#### [EXERCISE INSTRUCTIONS]
Omit all pictures. Copy the rest of the material exactly.

#### [GIVEN INFORMATION]

○ ○ ○ ○ ○

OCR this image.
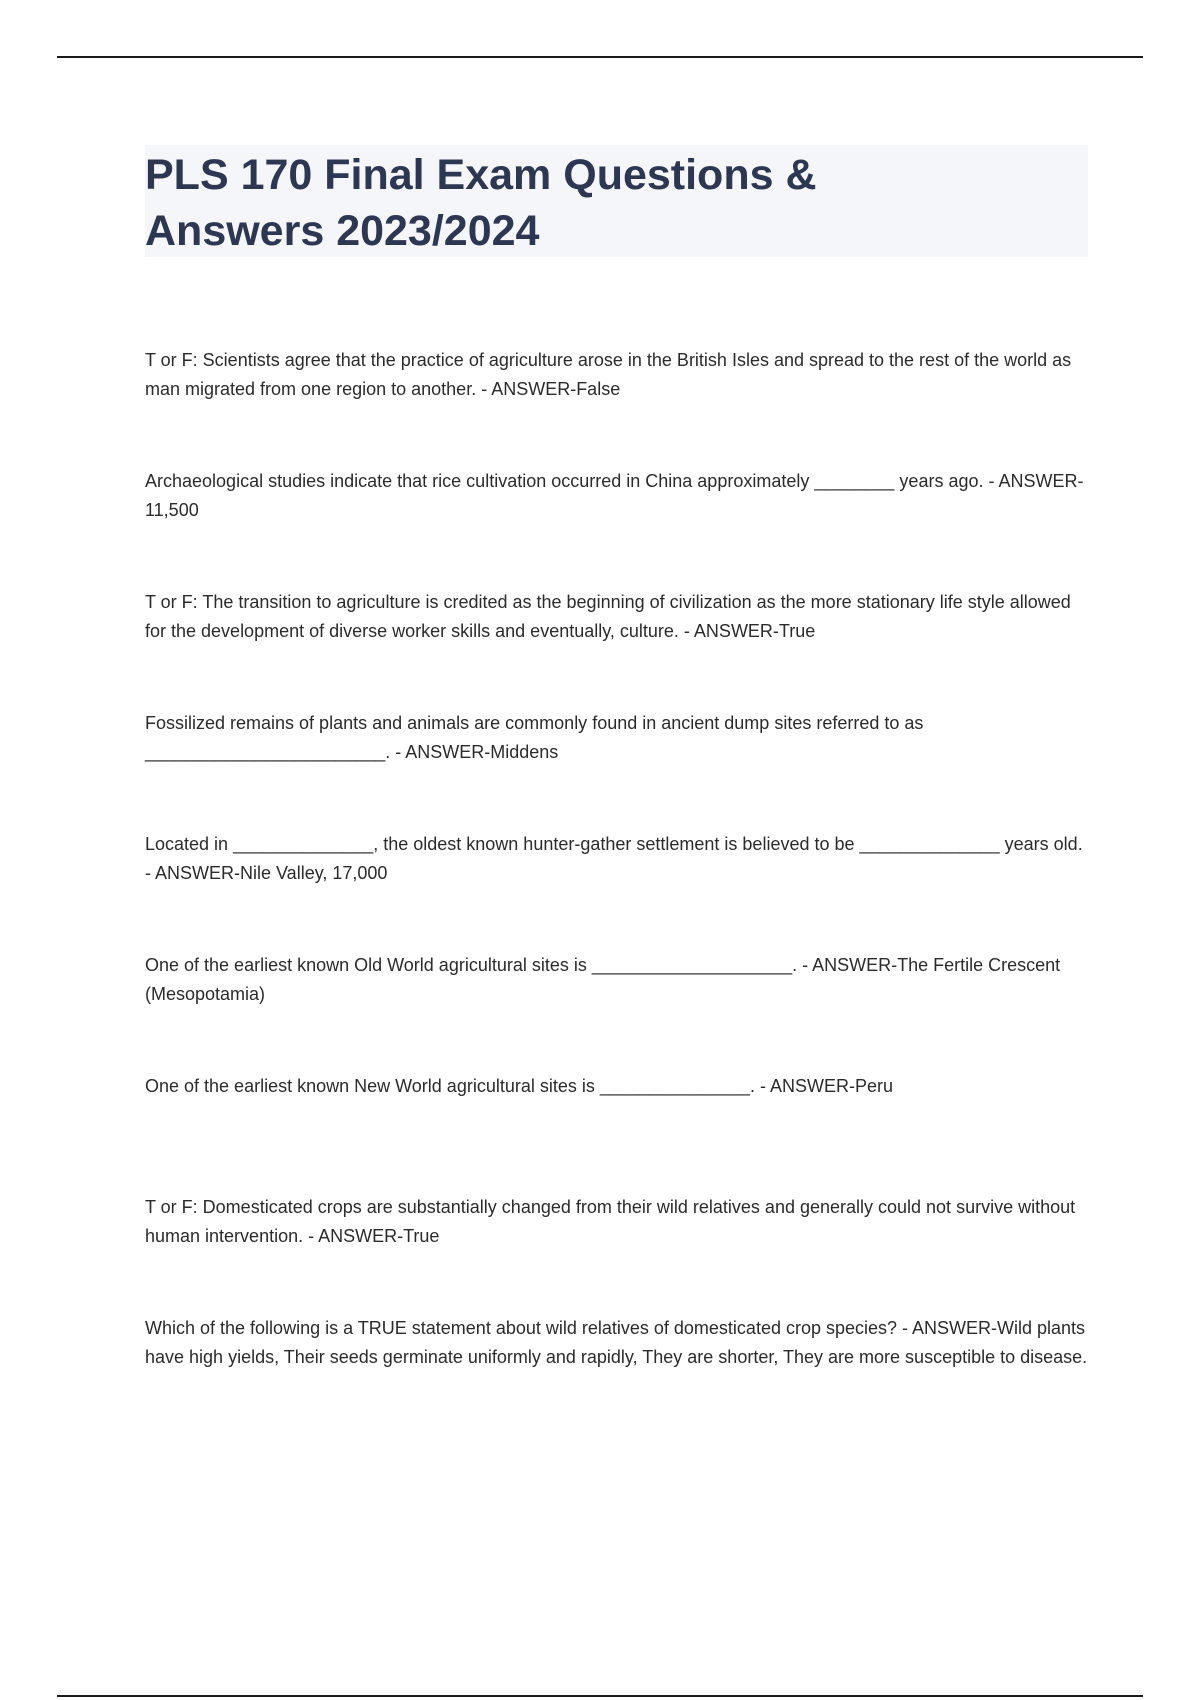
PLS 170 Final Exam Questions &
Answers 2023/2024

T or F: Scientists agree that the practice of agriculture arose in the British Isles and spread to the rest of the world as man migrated from one region to another. - ANSWER-False

Archaeological studies indicate that rice cultivation occurred in China approximately ________ years ago. - ANSWER-11,500

T or F: The transition to agriculture is credited as the beginning of civilization as the more stationary life style allowed for the development of diverse worker skills and eventually, culture. - ANSWER-True

Fossilized remains of plants and animals are commonly found in ancient dump sites referred to as ________________________. - ANSWER-Middens

Located in ______________, the oldest known hunter-gather settlement is believed to be ______________ years old. - ANSWER-Nile Valley, 17,000

One of the earliest known Old World agricultural sites is ____________________. - ANSWER-The Fertile Crescent (Mesopotamia)

One of the earliest known New World agricultural sites is _______________. - ANSWER-Peru

T or F: Domesticated crops are substantially changed from their wild relatives and generally could not survive without human intervention. - ANSWER-True

Which of the following is a TRUE statement about wild relatives of domesticated crop species? - ANSWER-Wild plants have high yields, Their seeds germinate uniformly and rapidly, They are shorter, They are more susceptible to disease.
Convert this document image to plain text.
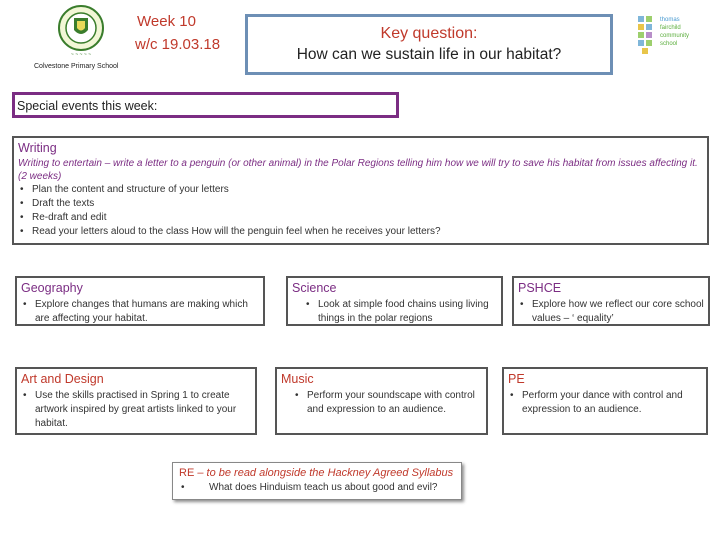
~ ~ ~ ~ ~
Colvestone Primary School
Week 10
w/c 19.03.18
Key question:
How can we sustain life in our habitat?
thomas
fairchild
community
school
Special events this week:
Writing
Writing to entertain – write a letter to a penguin (or other animal) in the Polar Regions telling him how we will try to save his habitat from issues affecting it. (2 weeks)
• Plan the content and structure of your letters
• Draft the texts
• Re-draft and edit
• Read your letters aloud to the class How will the penguin feel when he receives your letters?
Geography
• Explore changes that humans are making which are affecting your habitat.
Science
• Look at simple food chains using living things in the polar regions
PSHCE
• Explore how we reflect our core school values – ‘ equality’
Art and Design
• Use the skills practised in Spring 1 to create artwork inspired by great artists linked to your habitat.
Music
• Perform your soundscape with control and expression to an audience.
PE
• Perform your dance with control and expression to an audience.
RE – to be read alongside the Hackney Agreed Syllabus
• What does Hinduism teach us about good and evil?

○ ○ ○ ○ ○

#### [ANSWER IN FULL]
OCR this image.
PLS 170 Final Exam Questions &
Answers 2023/2024

T or F: Scientists agree that the practice of agriculture arose in the British Isles and spread to the rest of the world as man migrated from one region to another. - ANSWER-False

Archaeological studies indicate that rice cultivation occurred in China approximately ________ years ago. - ANSWER-11,500

T or F: The transition to agriculture is credited as the beginning of civilization as the more stationary life style allowed for the development of diverse worker skills and eventually, culture. - ANSWER-True

Fossilized remains of plants and animals are commonly found in ancient dump sites referred to as ________________________. - ANSWER-Middens

Located in ______________, the oldest known hunter-gather settlement is believed to be ______________ years old. - ANSWER-Nile Valley, 17,000

One of the earliest known Old World agricultural sites is ____________________. - ANSWER-The Fertile Crescent (Mesopotamia)

One of the earliest known New World agricultural sites is _______________. - ANSWER-Peru

T or F: Domesticated crops are substantially changed from their wild relatives and generally could not survive without human intervention. - ANSWER-True

Which of the following is a TRUE statement about wild relatives of domesticated crop species? - ANSWER-Wild plants have high yields, Their seeds germinate uniformly and rapidly, They are shorter, They are more susceptible to disease.
Convert this document image to plain text.
~ ~ ~ ~ ~
Colvestone Primary School
Week 10
w/c 19.03.18
Key question:
How can we sustain life in our habitat?
thomas
fairchild
community
school
Special events this week:
Writing
Writing to entertain – write a letter to a penguin (or other animal) in the Polar Regions telling him how we will try to save his habitat from issues affecting it. (2 weeks)
• Plan the content and structure of your letters
• Draft the texts
• Re-draft and edit
• Read your letters aloud to the class How will the penguin feel when he receives your letters?
Geography
• Explore changes that humans are making which are affecting your habitat.
Science
• Look at simple food chains using living things in the polar regions
PSHCE
• Explore how we reflect our core school values – ‘ equality’
Art and Design
• Use the skills practised in Spring 1 to create artwork inspired by great artists linked to your habitat.
Music
• Perform your soundscape with control and expression to an audience.
PE
• Perform your dance with control and expression to an audience.
RE – to be read alongside the Hackney Agreed Syllabus
• What does Hinduism teach us about good and evil?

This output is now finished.